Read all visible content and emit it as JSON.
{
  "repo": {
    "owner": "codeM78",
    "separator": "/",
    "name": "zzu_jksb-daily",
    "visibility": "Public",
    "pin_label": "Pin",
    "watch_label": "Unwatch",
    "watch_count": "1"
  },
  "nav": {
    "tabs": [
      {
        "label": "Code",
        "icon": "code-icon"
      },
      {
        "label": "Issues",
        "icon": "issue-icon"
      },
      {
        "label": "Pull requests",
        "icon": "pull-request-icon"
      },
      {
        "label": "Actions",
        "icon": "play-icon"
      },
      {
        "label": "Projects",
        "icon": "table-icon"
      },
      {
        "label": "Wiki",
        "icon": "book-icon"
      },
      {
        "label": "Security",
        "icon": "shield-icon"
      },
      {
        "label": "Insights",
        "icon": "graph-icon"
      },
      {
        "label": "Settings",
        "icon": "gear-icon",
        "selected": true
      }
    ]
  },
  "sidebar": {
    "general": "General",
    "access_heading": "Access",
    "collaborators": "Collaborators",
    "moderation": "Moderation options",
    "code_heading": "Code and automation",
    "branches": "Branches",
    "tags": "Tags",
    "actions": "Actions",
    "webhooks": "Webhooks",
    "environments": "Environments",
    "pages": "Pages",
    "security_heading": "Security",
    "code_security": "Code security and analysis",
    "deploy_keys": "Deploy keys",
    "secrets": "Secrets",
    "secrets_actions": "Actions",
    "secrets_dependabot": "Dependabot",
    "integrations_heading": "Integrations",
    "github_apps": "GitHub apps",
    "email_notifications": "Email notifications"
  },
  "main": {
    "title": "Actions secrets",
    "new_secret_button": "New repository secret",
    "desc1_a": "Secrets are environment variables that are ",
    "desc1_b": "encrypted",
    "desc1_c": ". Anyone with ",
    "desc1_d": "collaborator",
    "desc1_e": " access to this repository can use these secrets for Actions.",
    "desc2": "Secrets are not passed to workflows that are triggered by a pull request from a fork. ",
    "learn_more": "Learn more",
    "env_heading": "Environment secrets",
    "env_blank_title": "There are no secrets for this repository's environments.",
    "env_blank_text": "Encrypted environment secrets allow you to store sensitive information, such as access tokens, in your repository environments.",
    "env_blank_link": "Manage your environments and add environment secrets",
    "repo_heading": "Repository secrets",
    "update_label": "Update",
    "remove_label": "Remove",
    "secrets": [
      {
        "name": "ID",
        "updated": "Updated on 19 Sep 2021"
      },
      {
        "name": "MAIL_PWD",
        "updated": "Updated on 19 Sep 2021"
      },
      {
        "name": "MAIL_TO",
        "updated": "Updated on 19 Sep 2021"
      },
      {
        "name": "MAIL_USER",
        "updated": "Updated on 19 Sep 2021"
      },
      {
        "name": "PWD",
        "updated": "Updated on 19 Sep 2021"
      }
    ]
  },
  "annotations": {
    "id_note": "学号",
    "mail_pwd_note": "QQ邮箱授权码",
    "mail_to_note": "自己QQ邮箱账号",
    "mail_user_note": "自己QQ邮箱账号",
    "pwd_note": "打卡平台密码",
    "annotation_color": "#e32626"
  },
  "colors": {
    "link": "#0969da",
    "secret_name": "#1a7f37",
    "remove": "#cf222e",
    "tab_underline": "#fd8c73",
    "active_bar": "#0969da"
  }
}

§ **Requirement**
Restate the data above exactly, keeping each word as it stands.

§ **Exercise result**
Read all visible content and emit it as JSON.
{
  "repo": {
    "owner": "codeM78",
    "separator": "/",
    "name": "zzu_jksb-daily",
    "visibility": "Public",
    "pin_label": "Pin",
    "watch_label": "Unwatch",
    "watch_count": "1"
  },
  "nav": {
    "tabs": [
      {
        "label": "Code",
        "icon": "code-icon"
      },
      {
        "label": "Issues",
        "icon": "issue-icon"
      },
      {
        "label": "Pull requests",
        "icon": "pull-request-icon"
      },
      {
        "label": "Actions",
        "icon": "play-icon"
      },
      {
        "label": "Projects",
        "icon": "table-icon"
      },
      {
        "label": "Wiki",
        "icon": "book-icon"
      },
      {
        "label": "Security",
        "icon": "shield-icon"
      },
      {
        "label": "Insights",
        "icon": "graph-icon"
      },
      {
        "label": "Settings",
        "icon": "gear-icon",
        "selected": true
      }
    ]
  },
  "sidebar": {
    "general": "General",
    "access_heading": "Access",
    "collaborators": "Collaborators",
    "moderation": "Moderation options",
    "code_heading": "Code and automation",
    "branches": "Branches",
    "tags": "Tags",
    "actions": "Actions",
    "webhooks": "Webhooks",
    "environments": "Environments",
    "pages": "Pages",
    "security_heading": "Security",
    "code_security": "Code security and analysis",
    "deploy_keys": "Deploy keys",
    "secrets": "Secrets",
    "secrets_actions": "Actions",
    "secrets_dependabot": "Dependabot",
    "integrations_heading": "Integrations",
    "github_apps": "GitHub apps",
    "email_notifications": "Email notifications"
  },
  "main": {
    "title": "Actions secrets",
    "new_secret_button": "New repository secret",
    "desc1_a": "Secrets are environment variables that are ",
    "desc1_b": "encrypted",
    "desc1_c": ". Anyone with ",
    "desc1_d": "collaborator",
    "desc1_e": " access to this repository can use these secrets for Actions.",
    "desc2": "Secrets are not passed to workflows that are triggered by a pull request from a fork. ",
    "learn_more": "Learn more",
    "env_heading": "Environment secrets",
    "env_blank_title": "There are no secrets for this repository's environments.",
    "env_blank_text": "Encrypted environment secrets allow you to store sensitive information, such as access tokens, in your repository environments.",
    "env_blank_link": "Manage your environments and add environment secrets",
    "repo_heading": "Repository secrets",
    "update_label": "Update",
    "remove_label": "Remove",
    "secrets": [
      {
        "name": "ID",
        "updated": "Updated on 19 Sep 2021"
      },
      {
        "name": "MAIL_PWD",
        "updated": "Updated on 19 Sep 2021"
      },
      {
        "name": "MAIL_TO",
        "updated": "Updated on 19 Sep 2021"
      },
      {
        "name": "MAIL_USER",
        "updated": "Updated on 19 Sep 2021"
      },
      {
        "name": "PWD",
        "updated": "Updated on 19 Sep 2021"
      }
    ]
  },
  "annotations": {
    "id_note": "学号",
    "mail_pwd_note": "QQ邮箱授权码",
    "mail_to_note": "自己QQ邮箱账号",
    "mail_user_note": "自己QQ邮箱账号",
    "pwd_note": "打卡平台密码",
    "annotation_color": "#e32626"
  },
  "colors": {
    "link": "#0969da",
    "secret_name": "#1a7f37",
    "remove": "#cf222e",
    "tab_underline": "#fd8c73",
    "active_bar": "#0969da"
  }
}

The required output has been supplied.